## TASK GOAL:
One number is the whole answer: the tally of lines in the records below that contain "title".

________

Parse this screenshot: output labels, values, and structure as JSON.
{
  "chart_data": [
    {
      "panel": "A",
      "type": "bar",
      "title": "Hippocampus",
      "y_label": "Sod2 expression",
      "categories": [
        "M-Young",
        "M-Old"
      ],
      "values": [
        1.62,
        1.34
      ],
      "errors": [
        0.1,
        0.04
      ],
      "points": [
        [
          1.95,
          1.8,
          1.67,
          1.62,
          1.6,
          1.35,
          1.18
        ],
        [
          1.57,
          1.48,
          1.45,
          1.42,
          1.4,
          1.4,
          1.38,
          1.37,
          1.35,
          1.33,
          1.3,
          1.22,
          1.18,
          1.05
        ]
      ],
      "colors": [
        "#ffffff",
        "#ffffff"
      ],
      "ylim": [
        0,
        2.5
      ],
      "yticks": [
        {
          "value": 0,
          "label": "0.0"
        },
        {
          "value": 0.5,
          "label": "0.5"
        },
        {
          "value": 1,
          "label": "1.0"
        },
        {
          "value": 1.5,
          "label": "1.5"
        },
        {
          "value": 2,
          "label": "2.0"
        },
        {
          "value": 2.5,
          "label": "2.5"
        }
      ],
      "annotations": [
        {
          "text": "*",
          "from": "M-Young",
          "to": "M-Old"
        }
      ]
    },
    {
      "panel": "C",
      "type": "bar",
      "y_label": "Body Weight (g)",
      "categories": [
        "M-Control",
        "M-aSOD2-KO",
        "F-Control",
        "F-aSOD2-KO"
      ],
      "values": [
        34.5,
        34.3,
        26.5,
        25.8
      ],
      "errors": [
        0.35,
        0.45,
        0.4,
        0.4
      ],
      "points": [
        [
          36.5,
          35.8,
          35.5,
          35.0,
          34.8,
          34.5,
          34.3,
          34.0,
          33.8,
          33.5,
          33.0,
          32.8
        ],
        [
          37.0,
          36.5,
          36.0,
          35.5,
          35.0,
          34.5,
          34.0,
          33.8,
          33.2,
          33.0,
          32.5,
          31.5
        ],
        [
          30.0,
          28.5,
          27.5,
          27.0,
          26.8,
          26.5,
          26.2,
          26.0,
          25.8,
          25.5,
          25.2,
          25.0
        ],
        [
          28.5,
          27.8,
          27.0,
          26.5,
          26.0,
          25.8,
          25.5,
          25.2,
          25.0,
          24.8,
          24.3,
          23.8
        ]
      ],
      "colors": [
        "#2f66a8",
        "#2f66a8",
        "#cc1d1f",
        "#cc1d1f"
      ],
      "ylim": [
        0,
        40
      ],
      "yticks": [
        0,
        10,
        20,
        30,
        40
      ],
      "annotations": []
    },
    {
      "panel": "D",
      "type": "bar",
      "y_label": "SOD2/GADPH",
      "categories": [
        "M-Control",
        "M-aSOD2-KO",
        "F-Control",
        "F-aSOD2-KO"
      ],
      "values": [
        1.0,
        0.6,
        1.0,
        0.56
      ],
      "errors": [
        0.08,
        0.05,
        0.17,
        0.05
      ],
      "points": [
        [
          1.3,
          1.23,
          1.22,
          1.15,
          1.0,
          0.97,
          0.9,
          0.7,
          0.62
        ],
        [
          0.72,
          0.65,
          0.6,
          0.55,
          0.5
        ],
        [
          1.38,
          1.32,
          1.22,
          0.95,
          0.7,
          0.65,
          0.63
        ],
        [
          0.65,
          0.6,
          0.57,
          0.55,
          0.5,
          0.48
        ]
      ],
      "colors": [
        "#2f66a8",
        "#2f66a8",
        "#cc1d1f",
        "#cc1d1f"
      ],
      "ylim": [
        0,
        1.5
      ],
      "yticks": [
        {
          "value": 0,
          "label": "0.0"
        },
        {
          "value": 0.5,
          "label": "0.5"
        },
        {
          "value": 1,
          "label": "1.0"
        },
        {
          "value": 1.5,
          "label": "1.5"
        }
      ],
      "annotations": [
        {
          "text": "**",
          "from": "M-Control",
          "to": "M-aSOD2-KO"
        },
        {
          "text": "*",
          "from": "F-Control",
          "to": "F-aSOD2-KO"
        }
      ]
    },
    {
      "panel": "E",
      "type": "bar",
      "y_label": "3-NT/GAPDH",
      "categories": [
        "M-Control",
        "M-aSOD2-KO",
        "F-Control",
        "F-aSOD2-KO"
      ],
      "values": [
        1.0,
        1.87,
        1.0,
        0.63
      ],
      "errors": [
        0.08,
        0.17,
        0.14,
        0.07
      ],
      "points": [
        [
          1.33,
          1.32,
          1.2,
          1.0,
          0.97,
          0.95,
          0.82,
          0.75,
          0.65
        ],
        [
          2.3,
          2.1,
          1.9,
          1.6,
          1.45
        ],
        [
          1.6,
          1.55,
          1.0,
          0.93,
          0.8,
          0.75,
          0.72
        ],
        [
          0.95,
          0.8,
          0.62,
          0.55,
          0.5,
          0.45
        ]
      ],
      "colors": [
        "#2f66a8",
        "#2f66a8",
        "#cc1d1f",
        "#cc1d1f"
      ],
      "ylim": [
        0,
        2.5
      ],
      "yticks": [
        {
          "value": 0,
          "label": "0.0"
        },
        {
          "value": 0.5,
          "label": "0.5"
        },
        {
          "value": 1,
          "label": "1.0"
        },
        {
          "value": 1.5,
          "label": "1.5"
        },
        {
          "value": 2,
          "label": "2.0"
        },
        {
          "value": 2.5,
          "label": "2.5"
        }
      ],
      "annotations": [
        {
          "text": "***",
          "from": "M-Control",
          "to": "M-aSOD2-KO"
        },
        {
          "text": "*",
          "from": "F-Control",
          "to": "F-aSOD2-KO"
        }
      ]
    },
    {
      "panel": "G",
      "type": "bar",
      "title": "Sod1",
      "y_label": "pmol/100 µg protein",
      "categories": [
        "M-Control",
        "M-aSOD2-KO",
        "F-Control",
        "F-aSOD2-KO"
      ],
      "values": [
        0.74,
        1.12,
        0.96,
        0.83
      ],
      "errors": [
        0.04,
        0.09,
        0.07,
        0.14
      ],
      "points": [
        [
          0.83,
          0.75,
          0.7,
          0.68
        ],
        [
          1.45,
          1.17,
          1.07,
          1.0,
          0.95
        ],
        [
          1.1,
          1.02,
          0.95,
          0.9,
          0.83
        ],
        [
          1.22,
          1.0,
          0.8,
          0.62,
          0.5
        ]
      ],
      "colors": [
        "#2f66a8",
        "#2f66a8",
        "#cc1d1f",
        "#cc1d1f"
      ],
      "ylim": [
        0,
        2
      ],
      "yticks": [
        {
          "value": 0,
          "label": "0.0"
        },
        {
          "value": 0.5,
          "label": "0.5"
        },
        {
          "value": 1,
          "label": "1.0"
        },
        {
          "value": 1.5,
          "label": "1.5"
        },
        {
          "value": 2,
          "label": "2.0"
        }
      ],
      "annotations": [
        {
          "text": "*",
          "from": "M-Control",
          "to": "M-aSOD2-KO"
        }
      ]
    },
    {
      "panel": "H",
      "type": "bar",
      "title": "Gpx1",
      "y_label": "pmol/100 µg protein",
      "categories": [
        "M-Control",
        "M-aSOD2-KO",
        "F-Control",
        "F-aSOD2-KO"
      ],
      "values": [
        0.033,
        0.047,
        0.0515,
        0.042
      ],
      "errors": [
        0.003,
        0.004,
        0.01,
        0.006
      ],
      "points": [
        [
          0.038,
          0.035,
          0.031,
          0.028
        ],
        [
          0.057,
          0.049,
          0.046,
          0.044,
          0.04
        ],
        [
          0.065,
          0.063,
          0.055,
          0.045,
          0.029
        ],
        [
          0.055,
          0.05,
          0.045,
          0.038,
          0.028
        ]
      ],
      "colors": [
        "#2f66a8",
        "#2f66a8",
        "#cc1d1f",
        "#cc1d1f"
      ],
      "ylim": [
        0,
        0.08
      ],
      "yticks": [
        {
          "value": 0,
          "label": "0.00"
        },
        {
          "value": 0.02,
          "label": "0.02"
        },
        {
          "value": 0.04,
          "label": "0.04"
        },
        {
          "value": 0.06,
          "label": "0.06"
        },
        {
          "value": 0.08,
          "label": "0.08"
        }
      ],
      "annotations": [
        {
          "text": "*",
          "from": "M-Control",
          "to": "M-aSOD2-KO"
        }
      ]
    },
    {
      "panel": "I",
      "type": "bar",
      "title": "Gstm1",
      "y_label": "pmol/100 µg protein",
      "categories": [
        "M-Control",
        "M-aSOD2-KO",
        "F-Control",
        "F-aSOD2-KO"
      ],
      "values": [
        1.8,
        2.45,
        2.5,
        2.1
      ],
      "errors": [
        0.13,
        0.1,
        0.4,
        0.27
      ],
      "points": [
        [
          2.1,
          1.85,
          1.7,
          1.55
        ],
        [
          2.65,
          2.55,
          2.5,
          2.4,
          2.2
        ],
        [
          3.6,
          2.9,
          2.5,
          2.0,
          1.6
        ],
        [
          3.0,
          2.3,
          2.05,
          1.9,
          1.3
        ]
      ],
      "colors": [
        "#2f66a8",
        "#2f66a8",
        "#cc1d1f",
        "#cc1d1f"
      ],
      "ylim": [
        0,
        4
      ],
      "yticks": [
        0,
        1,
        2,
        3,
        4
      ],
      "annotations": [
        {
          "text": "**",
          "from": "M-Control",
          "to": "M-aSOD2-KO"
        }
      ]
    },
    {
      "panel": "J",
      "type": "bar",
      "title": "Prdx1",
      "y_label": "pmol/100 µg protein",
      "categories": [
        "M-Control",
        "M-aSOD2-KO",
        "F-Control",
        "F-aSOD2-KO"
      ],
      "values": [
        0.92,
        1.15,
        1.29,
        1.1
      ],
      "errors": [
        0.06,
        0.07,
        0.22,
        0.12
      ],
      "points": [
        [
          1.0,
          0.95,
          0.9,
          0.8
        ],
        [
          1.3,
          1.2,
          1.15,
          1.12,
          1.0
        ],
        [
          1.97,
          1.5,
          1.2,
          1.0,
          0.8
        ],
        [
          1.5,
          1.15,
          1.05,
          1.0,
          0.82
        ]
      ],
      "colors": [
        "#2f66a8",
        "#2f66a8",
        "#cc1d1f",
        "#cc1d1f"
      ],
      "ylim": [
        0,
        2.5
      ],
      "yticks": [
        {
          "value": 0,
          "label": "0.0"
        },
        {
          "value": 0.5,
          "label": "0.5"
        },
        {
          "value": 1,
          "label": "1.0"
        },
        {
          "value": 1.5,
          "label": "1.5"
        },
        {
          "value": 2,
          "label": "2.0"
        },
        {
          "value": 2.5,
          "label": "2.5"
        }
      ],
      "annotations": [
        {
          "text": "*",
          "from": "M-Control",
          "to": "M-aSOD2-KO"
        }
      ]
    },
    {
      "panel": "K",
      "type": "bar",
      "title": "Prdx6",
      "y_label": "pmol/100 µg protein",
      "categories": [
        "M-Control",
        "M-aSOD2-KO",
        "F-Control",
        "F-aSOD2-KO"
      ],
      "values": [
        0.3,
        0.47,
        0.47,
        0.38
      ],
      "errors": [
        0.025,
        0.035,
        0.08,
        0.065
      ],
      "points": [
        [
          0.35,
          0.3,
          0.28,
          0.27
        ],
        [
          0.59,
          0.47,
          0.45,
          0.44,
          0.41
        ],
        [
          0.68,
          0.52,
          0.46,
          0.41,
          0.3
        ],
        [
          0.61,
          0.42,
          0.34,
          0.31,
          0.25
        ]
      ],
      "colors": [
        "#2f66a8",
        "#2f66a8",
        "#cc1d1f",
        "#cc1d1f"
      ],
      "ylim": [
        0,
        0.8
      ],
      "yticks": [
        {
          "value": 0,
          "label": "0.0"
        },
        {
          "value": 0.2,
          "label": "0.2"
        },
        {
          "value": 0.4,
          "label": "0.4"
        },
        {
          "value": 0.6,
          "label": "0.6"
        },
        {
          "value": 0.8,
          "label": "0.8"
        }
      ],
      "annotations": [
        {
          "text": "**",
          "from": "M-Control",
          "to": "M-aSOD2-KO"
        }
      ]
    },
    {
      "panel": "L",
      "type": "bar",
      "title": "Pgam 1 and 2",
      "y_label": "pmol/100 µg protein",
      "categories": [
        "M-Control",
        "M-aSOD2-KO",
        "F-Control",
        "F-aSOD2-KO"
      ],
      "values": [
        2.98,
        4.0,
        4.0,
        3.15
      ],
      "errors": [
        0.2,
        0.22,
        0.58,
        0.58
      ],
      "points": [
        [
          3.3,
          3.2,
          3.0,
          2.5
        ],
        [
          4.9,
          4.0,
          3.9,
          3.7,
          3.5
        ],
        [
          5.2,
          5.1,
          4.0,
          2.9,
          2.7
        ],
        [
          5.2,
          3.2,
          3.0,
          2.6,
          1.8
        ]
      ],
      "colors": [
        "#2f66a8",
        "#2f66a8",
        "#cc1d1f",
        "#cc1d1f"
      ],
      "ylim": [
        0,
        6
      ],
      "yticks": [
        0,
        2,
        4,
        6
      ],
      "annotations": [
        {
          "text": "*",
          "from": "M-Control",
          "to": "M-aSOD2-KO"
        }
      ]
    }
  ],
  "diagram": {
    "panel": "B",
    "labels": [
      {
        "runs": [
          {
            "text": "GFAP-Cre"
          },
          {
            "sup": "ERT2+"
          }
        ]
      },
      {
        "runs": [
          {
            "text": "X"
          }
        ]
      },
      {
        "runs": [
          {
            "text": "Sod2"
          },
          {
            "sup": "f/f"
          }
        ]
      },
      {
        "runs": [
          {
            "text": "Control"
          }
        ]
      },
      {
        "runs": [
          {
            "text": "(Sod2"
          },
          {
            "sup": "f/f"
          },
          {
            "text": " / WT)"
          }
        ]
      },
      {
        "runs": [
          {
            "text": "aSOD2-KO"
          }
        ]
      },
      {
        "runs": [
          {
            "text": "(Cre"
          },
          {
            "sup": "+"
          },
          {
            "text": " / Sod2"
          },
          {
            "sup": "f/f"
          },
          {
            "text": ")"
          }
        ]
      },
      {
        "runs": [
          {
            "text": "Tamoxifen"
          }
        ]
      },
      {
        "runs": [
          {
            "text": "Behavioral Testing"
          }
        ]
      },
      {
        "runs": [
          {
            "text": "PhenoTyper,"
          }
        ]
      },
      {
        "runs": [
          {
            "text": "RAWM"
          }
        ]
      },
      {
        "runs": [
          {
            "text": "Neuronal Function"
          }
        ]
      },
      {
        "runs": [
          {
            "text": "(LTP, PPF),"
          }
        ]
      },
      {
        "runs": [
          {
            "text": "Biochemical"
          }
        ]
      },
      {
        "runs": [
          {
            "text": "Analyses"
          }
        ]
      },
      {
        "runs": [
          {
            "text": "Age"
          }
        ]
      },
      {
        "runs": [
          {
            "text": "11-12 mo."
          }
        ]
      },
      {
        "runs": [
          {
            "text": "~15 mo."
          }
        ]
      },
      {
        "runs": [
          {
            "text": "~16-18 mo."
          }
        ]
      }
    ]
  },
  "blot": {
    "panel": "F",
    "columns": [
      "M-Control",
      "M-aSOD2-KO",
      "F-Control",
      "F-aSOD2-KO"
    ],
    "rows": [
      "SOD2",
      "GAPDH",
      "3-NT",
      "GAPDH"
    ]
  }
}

________

## RESULT FOR THIS TASK:
7